Data records:
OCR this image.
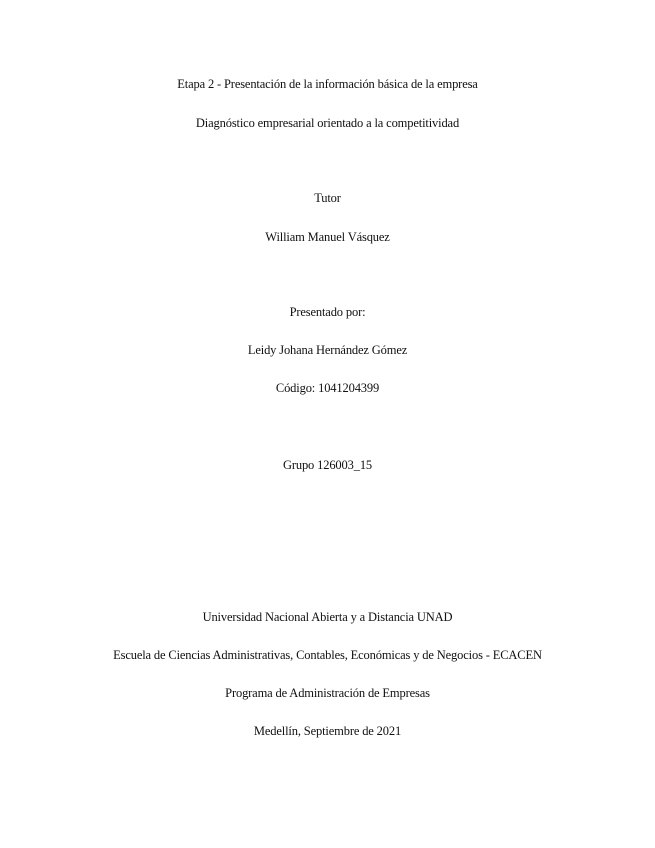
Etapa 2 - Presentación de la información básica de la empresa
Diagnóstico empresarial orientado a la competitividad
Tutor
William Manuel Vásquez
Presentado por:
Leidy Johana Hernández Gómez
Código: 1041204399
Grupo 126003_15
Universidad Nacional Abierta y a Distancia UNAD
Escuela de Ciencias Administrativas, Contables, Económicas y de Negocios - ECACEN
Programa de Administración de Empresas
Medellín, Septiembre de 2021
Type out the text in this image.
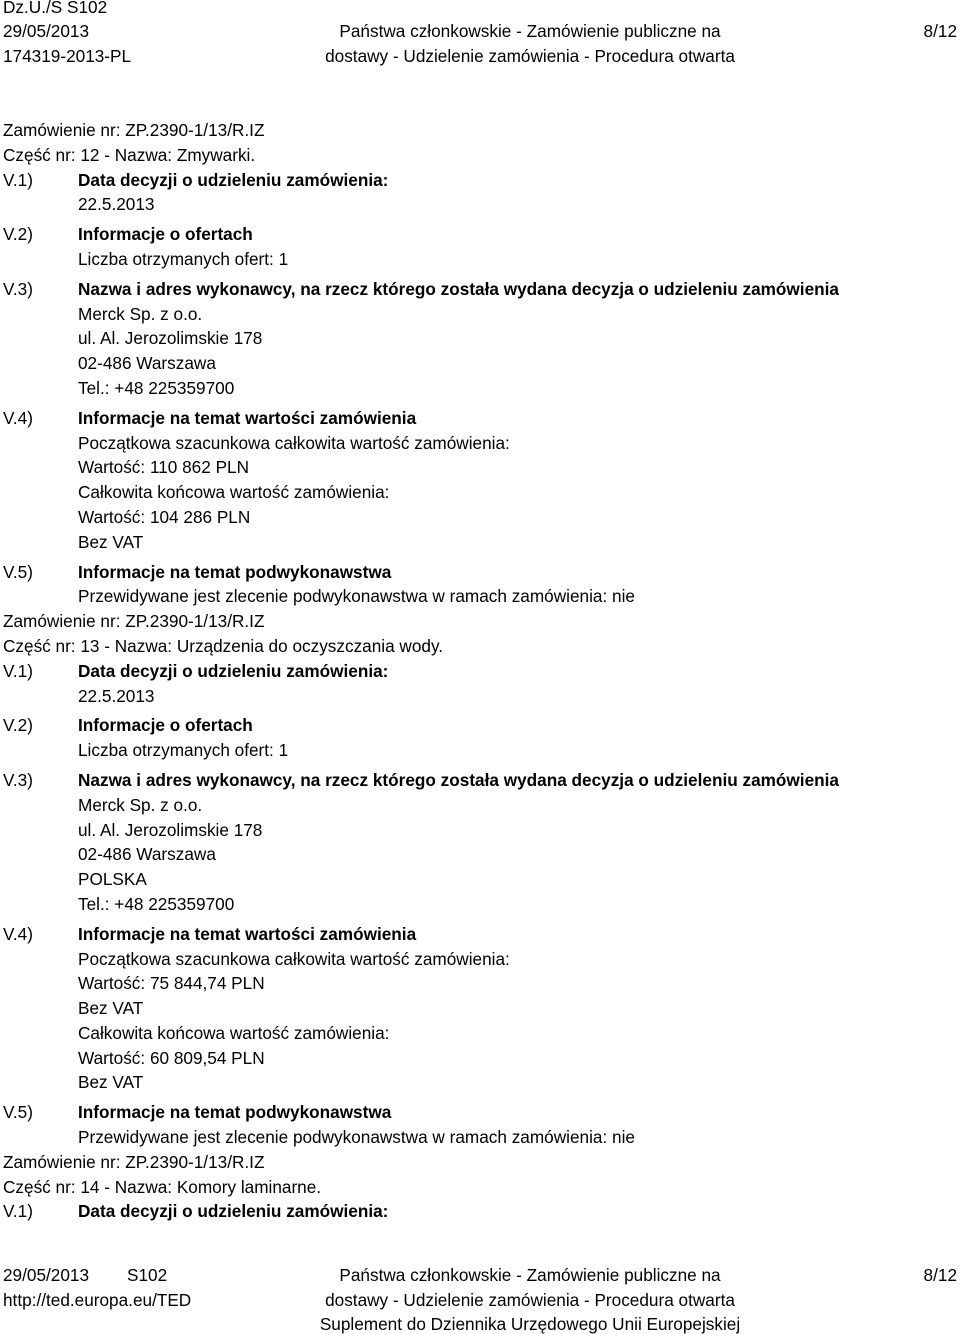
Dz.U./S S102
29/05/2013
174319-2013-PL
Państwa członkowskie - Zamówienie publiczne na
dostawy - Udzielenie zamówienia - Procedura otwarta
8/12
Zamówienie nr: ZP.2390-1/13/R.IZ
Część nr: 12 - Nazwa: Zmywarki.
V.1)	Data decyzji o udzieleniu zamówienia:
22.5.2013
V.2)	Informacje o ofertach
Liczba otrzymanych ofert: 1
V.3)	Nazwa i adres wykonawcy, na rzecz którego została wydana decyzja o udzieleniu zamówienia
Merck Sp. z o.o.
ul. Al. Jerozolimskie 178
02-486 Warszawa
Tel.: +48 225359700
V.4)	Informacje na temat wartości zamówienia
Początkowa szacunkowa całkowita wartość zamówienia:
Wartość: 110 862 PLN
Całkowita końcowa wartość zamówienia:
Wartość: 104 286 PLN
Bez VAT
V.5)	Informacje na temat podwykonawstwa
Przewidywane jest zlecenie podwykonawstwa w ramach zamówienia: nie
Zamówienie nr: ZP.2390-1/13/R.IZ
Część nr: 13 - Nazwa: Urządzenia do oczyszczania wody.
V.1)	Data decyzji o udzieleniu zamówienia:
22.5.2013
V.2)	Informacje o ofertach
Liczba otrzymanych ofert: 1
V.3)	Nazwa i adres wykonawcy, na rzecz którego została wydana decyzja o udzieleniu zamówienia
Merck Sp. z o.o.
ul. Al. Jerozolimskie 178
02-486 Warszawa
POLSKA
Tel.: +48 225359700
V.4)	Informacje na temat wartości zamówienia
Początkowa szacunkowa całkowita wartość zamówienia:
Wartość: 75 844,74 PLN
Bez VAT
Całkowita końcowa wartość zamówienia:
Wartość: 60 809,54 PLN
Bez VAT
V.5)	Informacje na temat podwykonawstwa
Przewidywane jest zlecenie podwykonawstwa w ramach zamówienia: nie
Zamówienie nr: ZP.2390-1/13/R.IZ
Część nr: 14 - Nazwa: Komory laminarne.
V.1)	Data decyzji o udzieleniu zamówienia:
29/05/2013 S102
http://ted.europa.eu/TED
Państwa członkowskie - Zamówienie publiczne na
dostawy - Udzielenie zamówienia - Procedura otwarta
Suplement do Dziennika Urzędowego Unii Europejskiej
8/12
--
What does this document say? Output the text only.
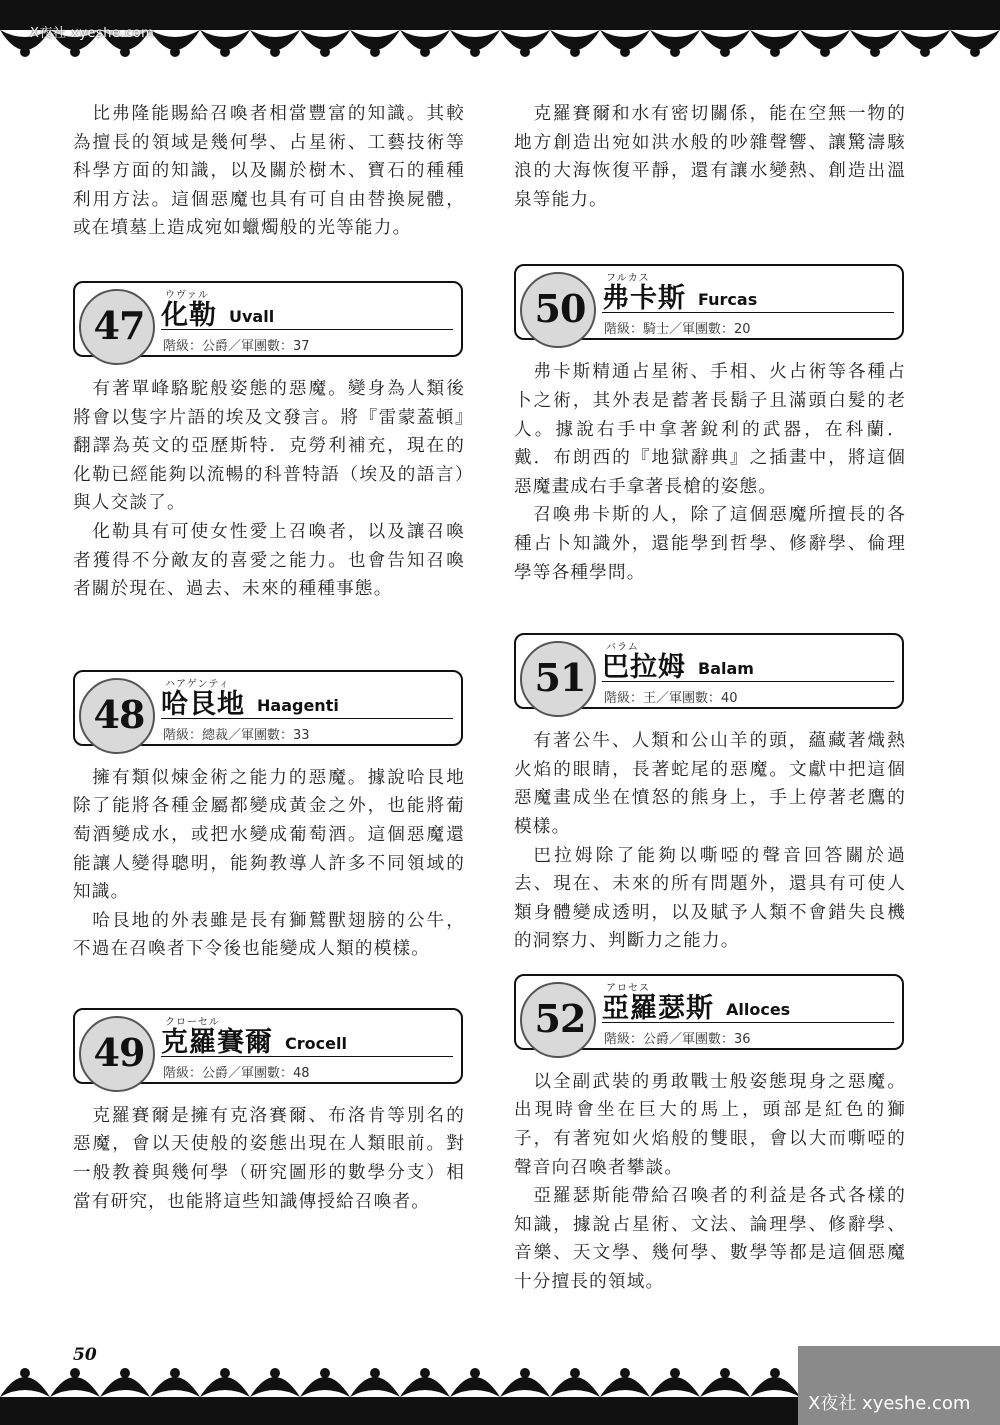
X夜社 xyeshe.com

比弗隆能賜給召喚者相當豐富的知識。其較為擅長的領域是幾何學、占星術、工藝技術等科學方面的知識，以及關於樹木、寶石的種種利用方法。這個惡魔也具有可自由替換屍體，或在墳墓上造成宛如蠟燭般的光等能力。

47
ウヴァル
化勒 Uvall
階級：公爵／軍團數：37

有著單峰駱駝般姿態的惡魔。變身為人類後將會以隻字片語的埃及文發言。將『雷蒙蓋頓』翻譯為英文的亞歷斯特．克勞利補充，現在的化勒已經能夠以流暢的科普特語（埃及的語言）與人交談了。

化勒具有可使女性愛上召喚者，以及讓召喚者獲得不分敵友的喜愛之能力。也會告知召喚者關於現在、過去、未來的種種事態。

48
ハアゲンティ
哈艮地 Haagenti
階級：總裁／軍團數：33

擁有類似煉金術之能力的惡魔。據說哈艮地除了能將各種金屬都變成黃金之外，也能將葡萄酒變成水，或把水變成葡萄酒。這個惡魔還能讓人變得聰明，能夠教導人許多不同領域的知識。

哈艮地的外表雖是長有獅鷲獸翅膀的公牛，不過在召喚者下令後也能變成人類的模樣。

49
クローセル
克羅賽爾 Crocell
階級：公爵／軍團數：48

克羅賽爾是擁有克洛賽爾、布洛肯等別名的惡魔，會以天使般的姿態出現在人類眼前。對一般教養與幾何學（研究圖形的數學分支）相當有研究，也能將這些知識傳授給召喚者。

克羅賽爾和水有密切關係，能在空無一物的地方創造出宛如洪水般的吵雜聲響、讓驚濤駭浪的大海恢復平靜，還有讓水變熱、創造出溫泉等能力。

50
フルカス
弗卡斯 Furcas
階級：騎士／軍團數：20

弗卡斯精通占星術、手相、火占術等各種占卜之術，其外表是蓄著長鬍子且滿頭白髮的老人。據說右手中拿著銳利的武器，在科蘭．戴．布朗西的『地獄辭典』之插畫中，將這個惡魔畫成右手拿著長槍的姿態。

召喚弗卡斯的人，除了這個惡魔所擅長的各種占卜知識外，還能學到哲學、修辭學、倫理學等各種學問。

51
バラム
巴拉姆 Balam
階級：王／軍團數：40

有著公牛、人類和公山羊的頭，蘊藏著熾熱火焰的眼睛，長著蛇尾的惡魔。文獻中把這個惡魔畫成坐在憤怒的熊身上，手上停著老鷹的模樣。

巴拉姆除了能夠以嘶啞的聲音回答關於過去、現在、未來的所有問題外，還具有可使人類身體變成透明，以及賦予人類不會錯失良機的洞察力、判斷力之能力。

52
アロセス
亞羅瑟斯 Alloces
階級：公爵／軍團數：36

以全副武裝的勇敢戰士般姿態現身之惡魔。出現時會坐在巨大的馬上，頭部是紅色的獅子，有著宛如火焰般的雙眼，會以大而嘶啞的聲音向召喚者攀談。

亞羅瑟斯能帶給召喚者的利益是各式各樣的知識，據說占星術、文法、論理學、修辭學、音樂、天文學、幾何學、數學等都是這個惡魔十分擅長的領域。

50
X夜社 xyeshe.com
* * *
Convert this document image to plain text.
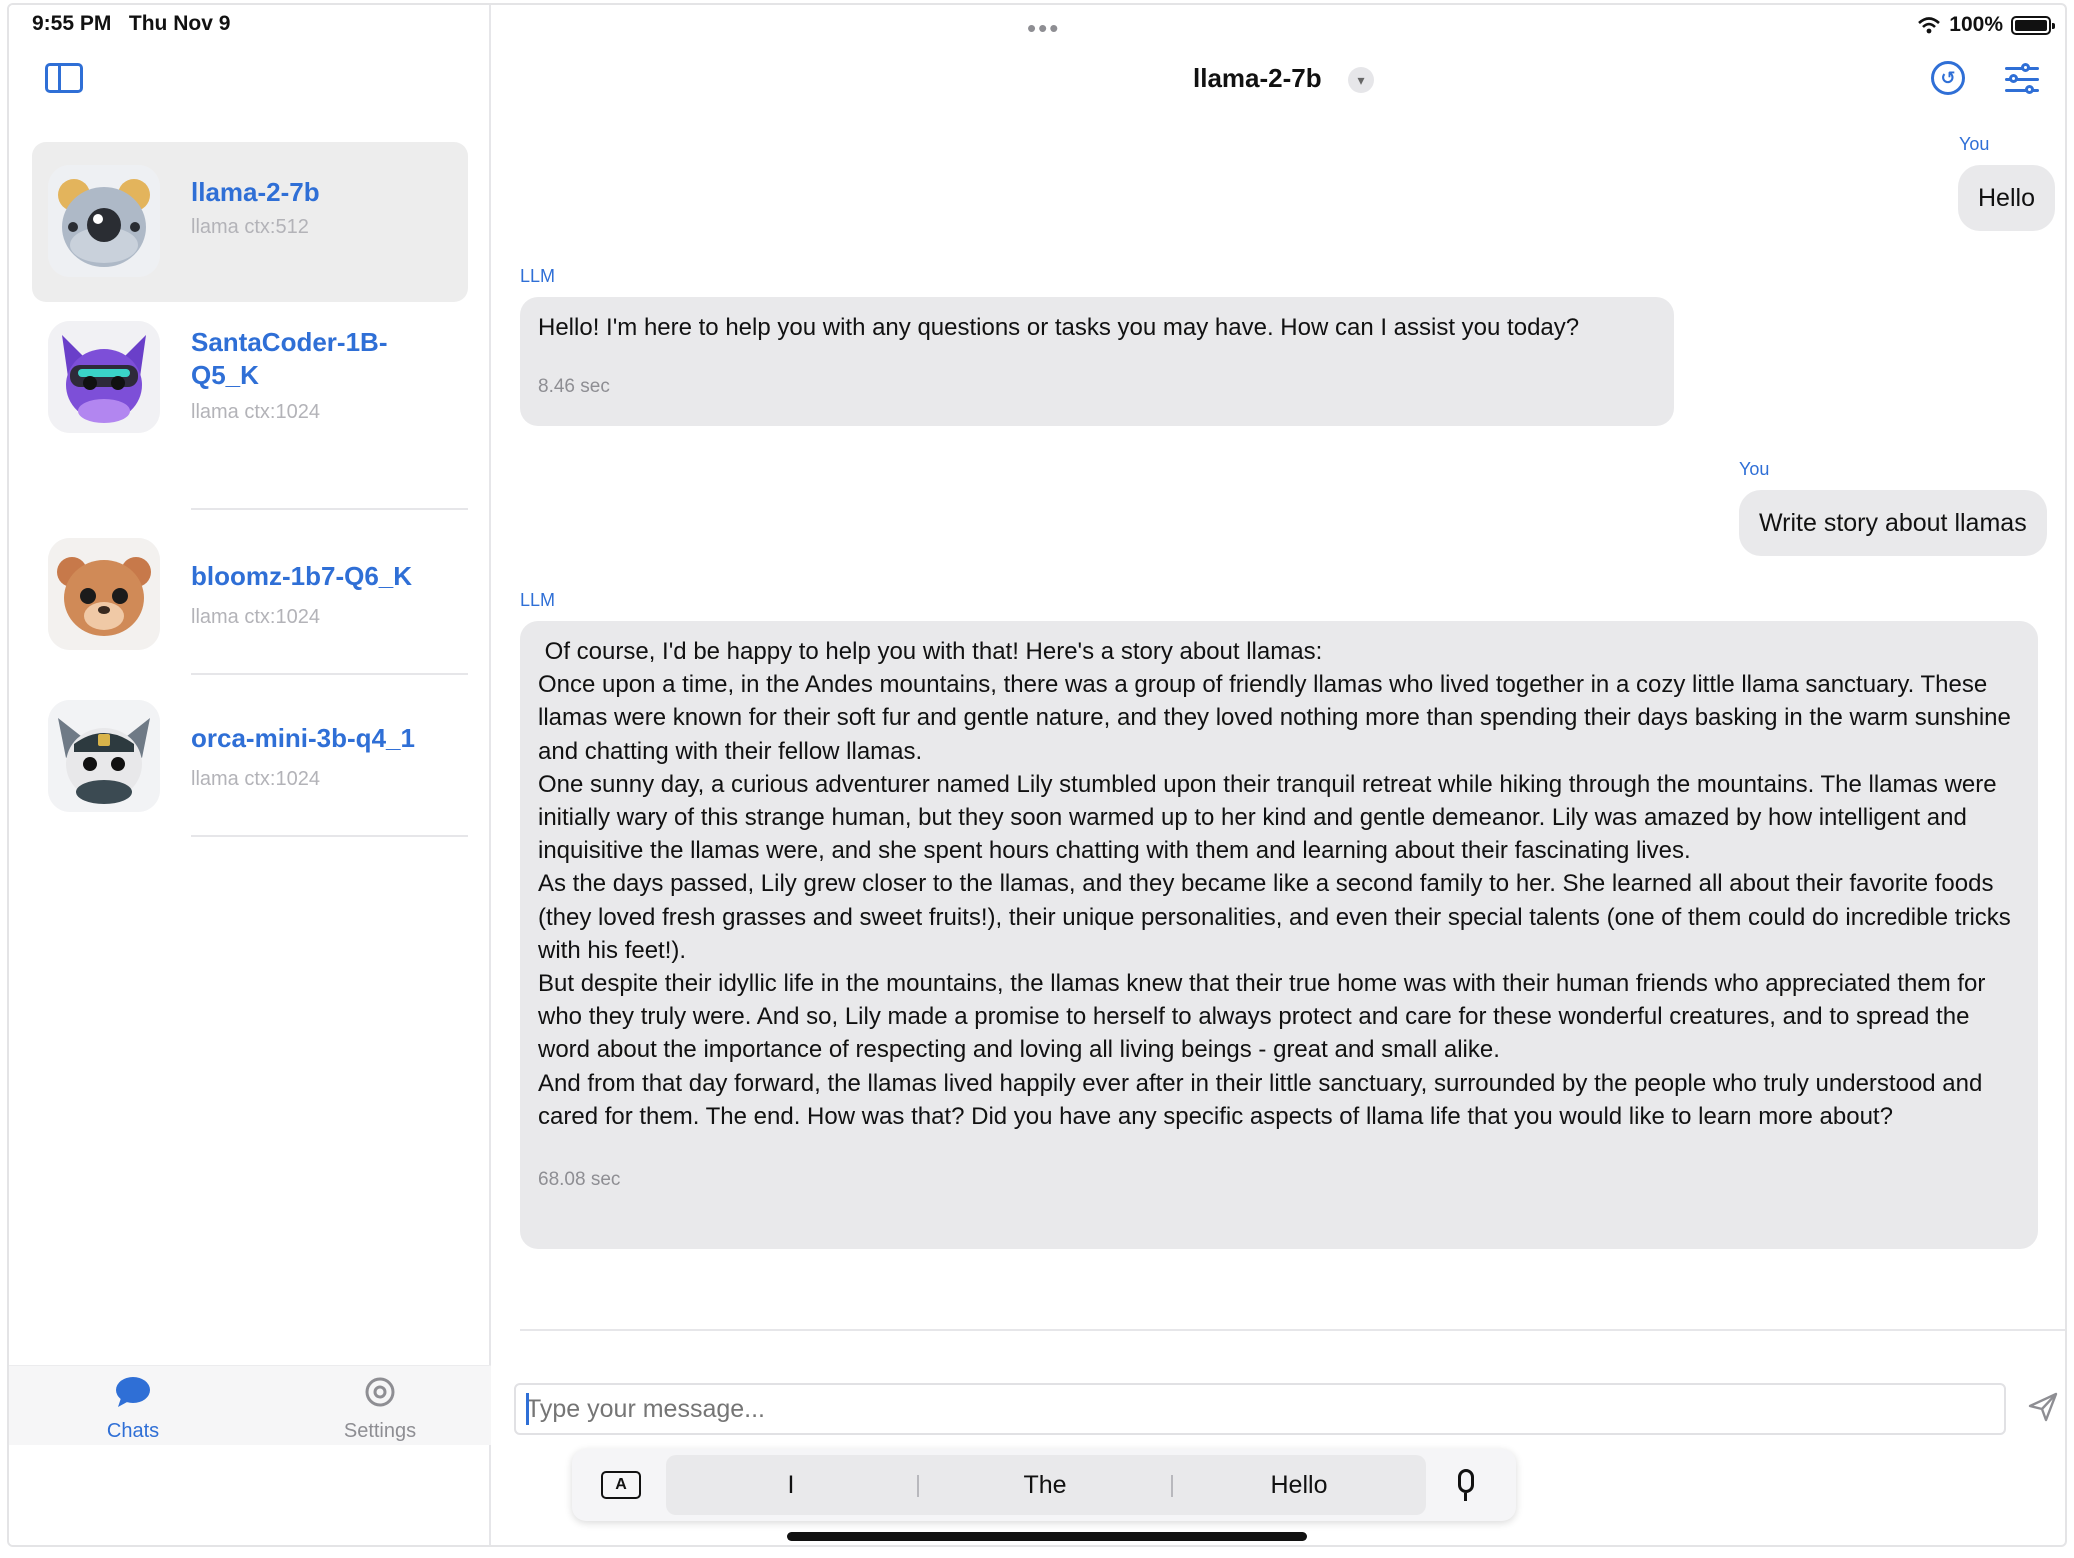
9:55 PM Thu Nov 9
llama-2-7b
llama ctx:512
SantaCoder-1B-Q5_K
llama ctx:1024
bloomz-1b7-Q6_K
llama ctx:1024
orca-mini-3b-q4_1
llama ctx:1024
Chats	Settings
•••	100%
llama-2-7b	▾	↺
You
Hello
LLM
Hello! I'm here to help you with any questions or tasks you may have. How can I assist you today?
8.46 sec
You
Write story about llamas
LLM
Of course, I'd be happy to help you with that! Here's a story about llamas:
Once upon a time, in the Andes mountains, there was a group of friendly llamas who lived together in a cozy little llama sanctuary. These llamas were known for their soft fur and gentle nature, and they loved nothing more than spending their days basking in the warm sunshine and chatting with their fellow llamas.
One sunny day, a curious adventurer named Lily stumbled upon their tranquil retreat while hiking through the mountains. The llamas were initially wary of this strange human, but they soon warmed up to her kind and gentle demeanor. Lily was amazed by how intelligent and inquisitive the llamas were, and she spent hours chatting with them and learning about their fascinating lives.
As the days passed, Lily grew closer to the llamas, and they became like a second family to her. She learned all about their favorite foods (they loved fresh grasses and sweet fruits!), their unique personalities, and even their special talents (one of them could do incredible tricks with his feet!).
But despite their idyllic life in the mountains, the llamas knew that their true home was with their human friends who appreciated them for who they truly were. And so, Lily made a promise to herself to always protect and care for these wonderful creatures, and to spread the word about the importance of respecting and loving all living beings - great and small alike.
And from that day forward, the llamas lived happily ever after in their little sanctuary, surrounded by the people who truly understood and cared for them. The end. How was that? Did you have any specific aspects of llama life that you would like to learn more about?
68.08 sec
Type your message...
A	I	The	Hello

WHAT IS BEING ASKED:
Whichever lines contain the string "chatting", select and copy them.

TASK SOLUTION:
Once upon a time, in the Andes mountains, there was a group of friendly llamas who lived together in a cozy little llama sanctuary. These llamas were known for their soft fur and gentle nature, and they loved nothing more than spending their days basking in the warm sunshine and chatting with their fellow llamas.
One sunny day, a curious adventurer named Lily stumbled upon their tranquil retreat while hiking through the mountains. The llamas were initially wary of this strange human, but they soon warmed up to her kind and gentle demeanor. Lily was amazed by how intelligent and inquisitive the llamas were, and she spent hours chatting with them and learning about their fascinating lives.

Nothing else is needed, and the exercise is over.